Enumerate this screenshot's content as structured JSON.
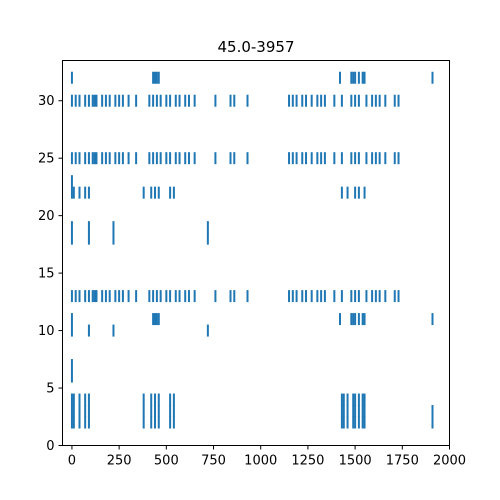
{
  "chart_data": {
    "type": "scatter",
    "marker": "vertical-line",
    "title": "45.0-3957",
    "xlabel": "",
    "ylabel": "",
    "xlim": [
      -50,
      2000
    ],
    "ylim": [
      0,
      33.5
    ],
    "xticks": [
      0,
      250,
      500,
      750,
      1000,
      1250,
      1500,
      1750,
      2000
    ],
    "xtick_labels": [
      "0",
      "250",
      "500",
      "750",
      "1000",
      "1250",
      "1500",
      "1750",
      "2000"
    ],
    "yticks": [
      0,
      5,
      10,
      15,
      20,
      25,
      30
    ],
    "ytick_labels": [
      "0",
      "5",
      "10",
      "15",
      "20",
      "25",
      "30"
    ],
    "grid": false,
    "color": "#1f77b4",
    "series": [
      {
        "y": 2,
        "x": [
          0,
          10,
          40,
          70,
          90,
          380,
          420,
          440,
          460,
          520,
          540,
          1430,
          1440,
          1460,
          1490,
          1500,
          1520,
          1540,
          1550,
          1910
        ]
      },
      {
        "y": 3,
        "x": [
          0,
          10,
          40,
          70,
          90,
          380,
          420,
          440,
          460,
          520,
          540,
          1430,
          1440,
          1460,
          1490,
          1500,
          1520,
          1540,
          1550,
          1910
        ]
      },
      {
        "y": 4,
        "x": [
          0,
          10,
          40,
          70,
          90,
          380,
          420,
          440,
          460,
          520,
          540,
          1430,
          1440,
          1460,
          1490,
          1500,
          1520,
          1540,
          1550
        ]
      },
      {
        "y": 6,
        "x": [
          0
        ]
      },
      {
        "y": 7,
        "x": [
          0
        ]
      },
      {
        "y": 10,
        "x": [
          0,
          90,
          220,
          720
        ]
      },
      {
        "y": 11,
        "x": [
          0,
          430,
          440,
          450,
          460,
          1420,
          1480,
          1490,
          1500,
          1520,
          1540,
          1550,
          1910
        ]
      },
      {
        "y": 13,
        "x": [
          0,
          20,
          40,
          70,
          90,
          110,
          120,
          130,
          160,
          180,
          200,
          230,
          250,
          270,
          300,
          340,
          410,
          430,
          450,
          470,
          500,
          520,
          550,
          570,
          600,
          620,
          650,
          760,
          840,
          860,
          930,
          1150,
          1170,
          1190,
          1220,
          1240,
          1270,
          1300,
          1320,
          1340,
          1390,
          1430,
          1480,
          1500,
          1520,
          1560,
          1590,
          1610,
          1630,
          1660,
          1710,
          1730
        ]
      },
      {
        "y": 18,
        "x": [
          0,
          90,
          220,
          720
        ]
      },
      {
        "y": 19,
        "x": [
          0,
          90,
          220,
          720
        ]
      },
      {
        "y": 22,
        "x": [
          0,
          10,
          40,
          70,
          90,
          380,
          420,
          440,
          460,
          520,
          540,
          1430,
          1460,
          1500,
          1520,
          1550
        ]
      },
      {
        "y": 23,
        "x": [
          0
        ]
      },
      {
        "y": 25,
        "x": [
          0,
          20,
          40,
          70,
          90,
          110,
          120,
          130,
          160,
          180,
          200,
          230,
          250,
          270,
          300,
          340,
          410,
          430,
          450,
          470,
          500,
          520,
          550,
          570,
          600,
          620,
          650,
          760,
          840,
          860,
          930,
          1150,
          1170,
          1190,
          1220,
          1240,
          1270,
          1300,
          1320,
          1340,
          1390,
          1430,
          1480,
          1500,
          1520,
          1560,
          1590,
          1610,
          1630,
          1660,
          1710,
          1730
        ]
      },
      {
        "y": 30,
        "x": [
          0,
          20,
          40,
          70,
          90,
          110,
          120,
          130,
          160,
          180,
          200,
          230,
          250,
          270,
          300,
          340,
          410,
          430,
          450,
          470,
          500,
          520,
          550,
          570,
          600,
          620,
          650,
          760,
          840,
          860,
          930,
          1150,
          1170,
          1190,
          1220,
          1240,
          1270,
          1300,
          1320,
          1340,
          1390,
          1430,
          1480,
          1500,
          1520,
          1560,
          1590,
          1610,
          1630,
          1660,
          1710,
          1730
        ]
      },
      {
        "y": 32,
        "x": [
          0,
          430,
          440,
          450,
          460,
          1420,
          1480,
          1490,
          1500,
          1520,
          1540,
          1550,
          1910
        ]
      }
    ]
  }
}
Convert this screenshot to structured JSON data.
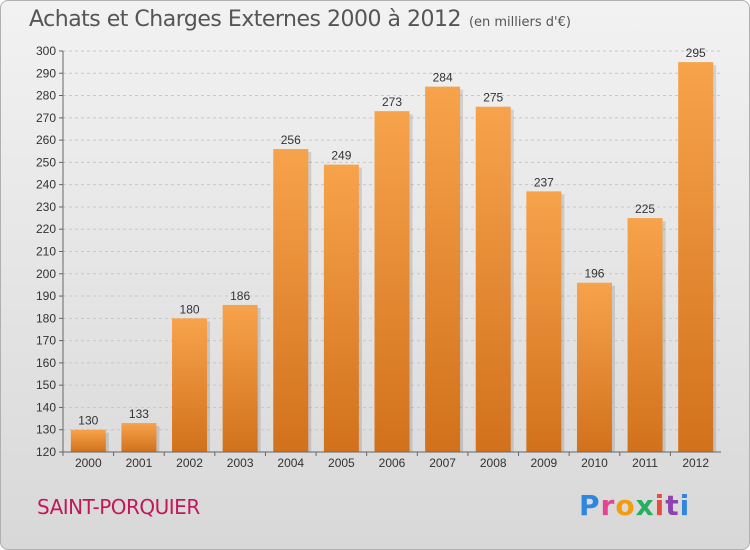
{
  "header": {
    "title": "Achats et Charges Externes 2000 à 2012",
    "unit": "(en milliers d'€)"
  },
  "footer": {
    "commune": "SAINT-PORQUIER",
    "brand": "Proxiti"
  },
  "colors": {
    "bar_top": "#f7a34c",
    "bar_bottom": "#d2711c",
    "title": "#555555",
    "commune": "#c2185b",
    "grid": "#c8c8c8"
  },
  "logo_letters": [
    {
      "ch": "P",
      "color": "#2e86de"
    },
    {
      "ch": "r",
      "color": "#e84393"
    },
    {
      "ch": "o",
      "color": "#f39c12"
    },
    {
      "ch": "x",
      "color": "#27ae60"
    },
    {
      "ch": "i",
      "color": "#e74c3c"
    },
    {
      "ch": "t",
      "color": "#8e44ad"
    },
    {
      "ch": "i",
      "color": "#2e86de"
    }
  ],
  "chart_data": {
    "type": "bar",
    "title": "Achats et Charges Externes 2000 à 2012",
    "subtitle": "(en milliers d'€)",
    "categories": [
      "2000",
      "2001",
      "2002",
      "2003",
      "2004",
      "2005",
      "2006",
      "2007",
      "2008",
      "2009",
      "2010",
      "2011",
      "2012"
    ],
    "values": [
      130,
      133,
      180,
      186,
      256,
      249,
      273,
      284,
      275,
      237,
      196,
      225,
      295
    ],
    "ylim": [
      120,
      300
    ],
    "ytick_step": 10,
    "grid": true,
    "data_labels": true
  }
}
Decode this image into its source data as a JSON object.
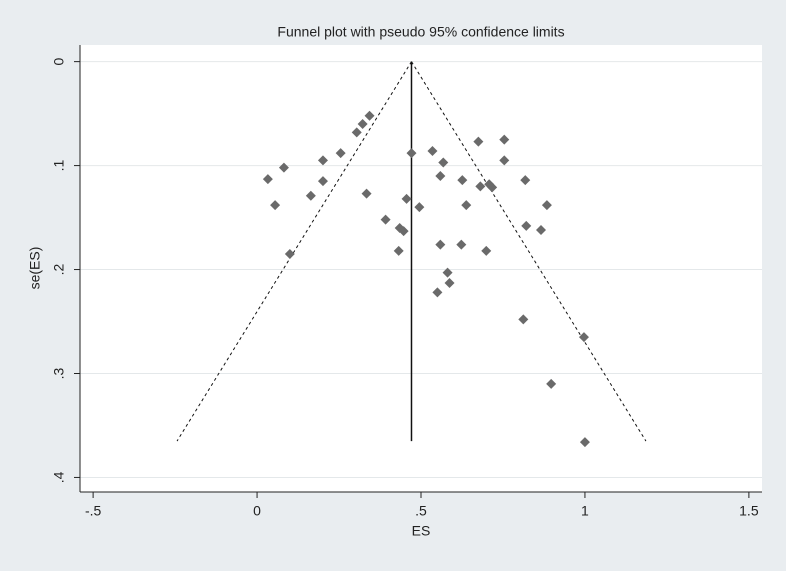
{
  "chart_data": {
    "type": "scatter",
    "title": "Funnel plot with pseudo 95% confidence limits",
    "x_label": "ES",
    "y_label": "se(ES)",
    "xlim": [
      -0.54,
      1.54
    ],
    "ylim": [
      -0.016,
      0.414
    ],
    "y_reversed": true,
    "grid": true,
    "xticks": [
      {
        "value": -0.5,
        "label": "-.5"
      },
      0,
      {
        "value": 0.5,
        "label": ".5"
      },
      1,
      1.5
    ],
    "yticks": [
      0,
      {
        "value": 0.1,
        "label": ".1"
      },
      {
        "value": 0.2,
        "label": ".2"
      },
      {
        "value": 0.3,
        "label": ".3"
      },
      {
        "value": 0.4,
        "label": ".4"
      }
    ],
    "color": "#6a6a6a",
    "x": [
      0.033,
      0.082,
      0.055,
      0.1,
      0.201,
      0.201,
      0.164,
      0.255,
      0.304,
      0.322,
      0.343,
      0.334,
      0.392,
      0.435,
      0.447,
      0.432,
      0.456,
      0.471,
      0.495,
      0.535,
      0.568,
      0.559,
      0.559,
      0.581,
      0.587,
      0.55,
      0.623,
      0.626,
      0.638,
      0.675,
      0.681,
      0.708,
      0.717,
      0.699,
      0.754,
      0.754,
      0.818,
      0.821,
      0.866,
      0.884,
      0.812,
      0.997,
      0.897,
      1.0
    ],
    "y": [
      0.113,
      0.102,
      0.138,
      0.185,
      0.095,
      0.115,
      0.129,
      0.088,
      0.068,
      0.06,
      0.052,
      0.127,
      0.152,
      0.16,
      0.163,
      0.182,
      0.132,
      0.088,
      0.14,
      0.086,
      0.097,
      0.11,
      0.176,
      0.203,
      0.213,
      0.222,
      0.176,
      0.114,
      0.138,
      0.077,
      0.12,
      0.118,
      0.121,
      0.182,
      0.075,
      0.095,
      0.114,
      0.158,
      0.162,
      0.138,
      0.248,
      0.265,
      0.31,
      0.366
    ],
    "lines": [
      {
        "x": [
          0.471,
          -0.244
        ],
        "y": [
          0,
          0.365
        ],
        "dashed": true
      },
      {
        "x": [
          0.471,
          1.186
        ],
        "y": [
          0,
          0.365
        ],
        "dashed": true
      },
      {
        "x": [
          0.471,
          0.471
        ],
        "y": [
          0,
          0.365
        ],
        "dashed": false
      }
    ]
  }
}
--
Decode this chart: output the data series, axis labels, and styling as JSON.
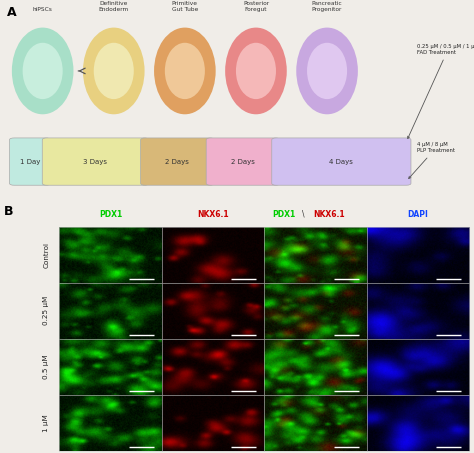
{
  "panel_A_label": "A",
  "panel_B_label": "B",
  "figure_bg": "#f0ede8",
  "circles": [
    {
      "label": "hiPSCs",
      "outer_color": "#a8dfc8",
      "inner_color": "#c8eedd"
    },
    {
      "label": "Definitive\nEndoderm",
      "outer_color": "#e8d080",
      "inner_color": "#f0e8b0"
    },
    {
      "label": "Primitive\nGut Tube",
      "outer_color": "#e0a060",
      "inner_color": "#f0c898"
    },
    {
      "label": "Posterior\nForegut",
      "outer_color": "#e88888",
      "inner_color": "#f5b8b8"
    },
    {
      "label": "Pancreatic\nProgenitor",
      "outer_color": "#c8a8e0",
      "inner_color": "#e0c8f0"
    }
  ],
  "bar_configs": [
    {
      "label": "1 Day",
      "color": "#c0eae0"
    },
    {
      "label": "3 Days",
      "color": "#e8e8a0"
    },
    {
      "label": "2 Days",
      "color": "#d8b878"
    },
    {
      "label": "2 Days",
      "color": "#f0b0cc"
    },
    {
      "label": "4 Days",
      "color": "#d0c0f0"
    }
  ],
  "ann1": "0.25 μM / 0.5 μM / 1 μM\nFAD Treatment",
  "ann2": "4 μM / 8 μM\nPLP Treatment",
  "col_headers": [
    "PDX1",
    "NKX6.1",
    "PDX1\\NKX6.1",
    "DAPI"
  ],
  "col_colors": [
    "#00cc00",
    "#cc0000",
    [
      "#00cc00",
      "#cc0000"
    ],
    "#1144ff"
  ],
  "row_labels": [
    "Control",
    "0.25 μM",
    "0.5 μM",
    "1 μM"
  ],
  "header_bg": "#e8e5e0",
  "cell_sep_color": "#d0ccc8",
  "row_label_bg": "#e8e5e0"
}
--
## WHAT TO DO
Say how many lines above hold the word "series", giving only the count.

## IN RESPONSE
2